[start]

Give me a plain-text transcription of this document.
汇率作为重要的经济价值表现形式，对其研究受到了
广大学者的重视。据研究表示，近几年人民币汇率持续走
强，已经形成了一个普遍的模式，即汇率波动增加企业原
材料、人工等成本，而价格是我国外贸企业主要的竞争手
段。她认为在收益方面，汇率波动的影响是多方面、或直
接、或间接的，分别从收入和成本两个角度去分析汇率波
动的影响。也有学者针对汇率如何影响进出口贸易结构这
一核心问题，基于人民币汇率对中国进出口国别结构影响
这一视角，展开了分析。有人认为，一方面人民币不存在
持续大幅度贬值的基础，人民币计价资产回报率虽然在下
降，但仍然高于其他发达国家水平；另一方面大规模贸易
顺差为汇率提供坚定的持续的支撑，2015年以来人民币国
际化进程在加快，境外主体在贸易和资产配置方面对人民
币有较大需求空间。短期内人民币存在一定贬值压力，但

[end]

▶ Prompt: Transcribe the data. Leave every line exactly as it is.

▶ Result of the task:
Give me a plain-text transcription of this document.
汇率作为重要的经济价值表现形式，对其研究受到了
广大学者的重视。据研究表示，近几年人民币汇率持续走
强，已经形成了一个普遍的模式，即汇率波动增加企业原
材料、人工等成本，而价格是我国外贸企业主要的竞争手
段。她认为在收益方面，汇率波动的影响是多方面、或直
接、或间接的，分别从收入和成本两个角度去分析汇率波
动的影响。也有学者针对汇率如何影响进出口贸易结构这
一核心问题，基于人民币汇率对中国进出口国别结构影响
这一视角，展开了分析。有人认为，一方面人民币不存在
持续大幅度贬值的基础，人民币计价资产回报率虽然在下
降，但仍然高于其他发达国家水平；另一方面大规模贸易
顺差为汇率提供坚定的持续的支撑，2015年以来人民币国
际化进程在加快，境外主体在贸易和资产配置方面对人民
币有较大需求空间。短期内人民币存在一定贬值压力，但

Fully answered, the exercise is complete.